* start *
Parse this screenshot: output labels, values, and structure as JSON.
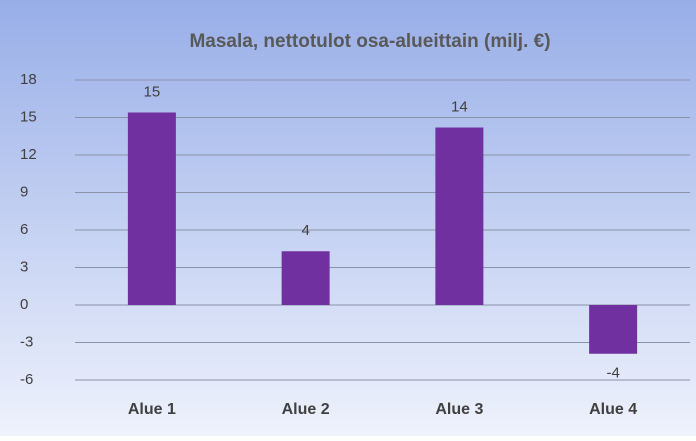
{
  "chart_data": {
    "type": "bar",
    "title": "Masala, nettotulot osa-alueittain (milj. €)",
    "categories": [
      "Alue 1",
      "Alue 2",
      "Alue 3",
      "Alue 4"
    ],
    "values": [
      15.4,
      4.3,
      14.2,
      -3.9
    ],
    "value_labels": [
      "15",
      "4",
      "14",
      "-4"
    ],
    "color": "#7030a0",
    "ylim": [
      -6,
      18
    ],
    "yticks": [
      -6,
      -3,
      0,
      3,
      6,
      9,
      12,
      15,
      18
    ],
    "grid": true
  }
}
* end *
■ **Exercise aim**
Leave the pictures out, and transcribe each of the records exactly.

■ **Full solution**
Parse this screenshot: output labels, values, and structure as JSON.
{
  "chart_data": {
    "type": "bar",
    "title": "Masala, nettotulot osa-alueittain (milj. €)",
    "categories": [
      "Alue 1",
      "Alue 2",
      "Alue 3",
      "Alue 4"
    ],
    "values": [
      15.4,
      4.3,
      14.2,
      -3.9
    ],
    "value_labels": [
      "15",
      "4",
      "14",
      "-4"
    ],
    "color": "#7030a0",
    "ylim": [
      -6,
      18
    ],
    "yticks": [
      -6,
      -3,
      0,
      3,
      6,
      9,
      12,
      15,
      18
    ],
    "grid": true
  }
}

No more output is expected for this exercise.